## ÜBUNGSAUFGABEN
- 1) Geben Sie aus dem Text über Vivaldi und die schönen Mädchen alles von "Unser Klavierauszug ist" bis hinunter zu "unserem Kirchenchor heutzutage." wieder und tauschen Sie dabei "Carus-Verlag" gegen "Bärenreiter-Verlag" aus.
- 2) Wozu diente das bei den Konzerten eingenommene Geld laut dem Text über Vivaldi und die schönen Mädchen damals?
- 3) Führen Sie den Text über Vivaldi und die schönen Mädchen im Anschluss an seinen letzten Satz weiter.

## TEXTAUSZUG
Vivaldi und die schönen Mädchen

Wir geben ein Konzert. Wir, das ist der St.-Johannes-Chor Lübeck-Kücknitz, und auf dem Programm steht dieses Mal das Gloria in D-Dur von Antonio Vivaldi, RV 589. Gelernt habe ich bei den Proben nicht nur das Stück, sondern auch, dass schon früher das Aussehen bei Konzerten eine Rolle spielte und dass schöne Mädchen oder Frauen auch zu Vivaldis Zeit ein Garant für volle Zuhörerreihen sein konnten.

Unser Klavierauszug ist vom Carus-Verlag (das ist der mit den schönen Noten), und wie es sich für eine ordentliche Notenausgabe gehört, hat er ein Vorwort. Darin habe ich während Wartezeiten in der Chorprobe gelesen. In diesem Vorwort schreibt der Vivaldi-Experte und Herausgeber Hartwig Bögel über Vivaldis Kirchenmusik und über das Gloria. Vivaldi war schon zu Lebzeiten populär. Und er schrieb Auftragsstücke, schließlich muss auch ein Komponist seine Brötchen verdienen. Als Angestellter eines venezianischen Waisenhauses komponierte er Werke, die der musikalischen Ausbildung junger Mädchen dienten, die im Chorgesang geschult wurden. Die Waisen sangen im Gottesdienst, es gab aber auch Konzertaufführungen, ganz wie bei unserem Kirchenchor heutzutage.

Wie heute kosteten die Konzerte damals Eintritt. Heutzutage muss davon die Aufführung, etwa die Gagen von Orchestermusikern und Solisten, bestritten werden. Damals diente das eingenommene Geld laut Bögel dazu, das Waisenhaus zu finanzieren.

## VORLIEGENDES MATERIAL
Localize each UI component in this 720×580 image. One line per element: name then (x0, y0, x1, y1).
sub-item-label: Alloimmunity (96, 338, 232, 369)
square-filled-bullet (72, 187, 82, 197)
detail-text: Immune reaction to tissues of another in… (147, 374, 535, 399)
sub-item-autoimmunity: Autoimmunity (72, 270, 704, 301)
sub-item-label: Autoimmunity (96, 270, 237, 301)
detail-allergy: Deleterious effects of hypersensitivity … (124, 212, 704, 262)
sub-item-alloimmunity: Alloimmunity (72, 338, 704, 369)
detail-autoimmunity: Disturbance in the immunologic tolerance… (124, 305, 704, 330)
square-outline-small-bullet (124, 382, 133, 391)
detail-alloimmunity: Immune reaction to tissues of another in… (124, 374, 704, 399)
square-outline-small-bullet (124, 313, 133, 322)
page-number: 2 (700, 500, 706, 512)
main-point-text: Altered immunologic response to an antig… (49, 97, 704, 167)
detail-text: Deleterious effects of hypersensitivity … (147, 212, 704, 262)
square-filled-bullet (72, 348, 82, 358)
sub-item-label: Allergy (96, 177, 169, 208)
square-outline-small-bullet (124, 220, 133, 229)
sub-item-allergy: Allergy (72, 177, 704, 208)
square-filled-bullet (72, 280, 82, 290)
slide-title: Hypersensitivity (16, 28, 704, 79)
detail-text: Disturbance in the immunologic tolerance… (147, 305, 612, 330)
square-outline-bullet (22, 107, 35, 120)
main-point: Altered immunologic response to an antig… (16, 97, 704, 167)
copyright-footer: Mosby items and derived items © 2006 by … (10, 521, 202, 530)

## LÖSUNGEN JE AUFGABE
- 1)
Unser Klavierauszug ist vom Bärenreiter-Verlag (das ist der mit den schönen Noten), und wie es sich für eine ordentliche Notenausgabe gehört, hat er ein Vorwort. Darin habe ich während Wartezeiten in der Chorprobe gelesen. In diesem Vorwort schreibt der Vivaldi-Experte und Herausgeber Hartwig Bögel über Vivaldis Kirchenmusik und über das Gloria. Vivaldi war schon zu Lebzeiten populär. Und er schrieb Auftragsstücke, schließlich muss auch ein Komponist seine Brötchen verdienen. Als Angestellter eines venezianischen Waisenhauses komponierte er Werke, die der musikalischen Ausbildung junger Mädchen dienten, die im Chorgesang geschult wurden. Die Waisen sangen im Gottesdienst, es gab aber auch Konzertaufführungen, ganz wie bei unserem Kirchenchor heutzutage.

- 2) Es diente dazu, das Waisenhaus zu finanzieren.

- 3)
Weiter schreibt er, dass der künstlerische Wert der Aufführungen nach Aussagen von Zeitgenossen beachtlich gewesen sein muss. Offenbar zahlten die Zuhörer gern, um in den Genuss des Auftritts der Mädchen zu kommen. Ob dabei nur der Hörgenuss eine Rolle spielte? Vermutlich nicht, wie auch Bögel meint. Zum Beleg führt er in den Fußnoten eine Beschreibung von Charles de Brosses (1709-1777), Comte de Tournay, Baron de Montfalcon, Seigneur de Vezins et de Prevessin (was für ein Name!) an. Der schrieb aus Italien vertrauliche Briefe an seine Freunde in Dijon, so auch der Titel des gleichnamigen Buches. Das gibt es noch in einer Ausgabe von 1918 für satte 260 Euro bei Amazon.

Jener de Brosses schrieb ganz vertraulich, ein Teil der Begeisterung für die Vivaldi-Konzerte beruhe „auf der visuellen Komponente“. Sprich: Schon damals war das Aussehen von Musikern und Sängerinnen genauso wichtig wie heute. Bühnenpräsenz ist halt alles.

So viel Schönheit bringen wir nicht auf die Bühne,  höchstens unsere Solisten. Wir punkten mit Klang. Und natürlich zieht auch Vivaldis Musik hoffentlich viele Zuhörer an. Wer die „Jahreszeiten“ mag, wird auch das Gloria mögen. Ein typischer Vivaldi halt, auch ohne visuelle Komponente.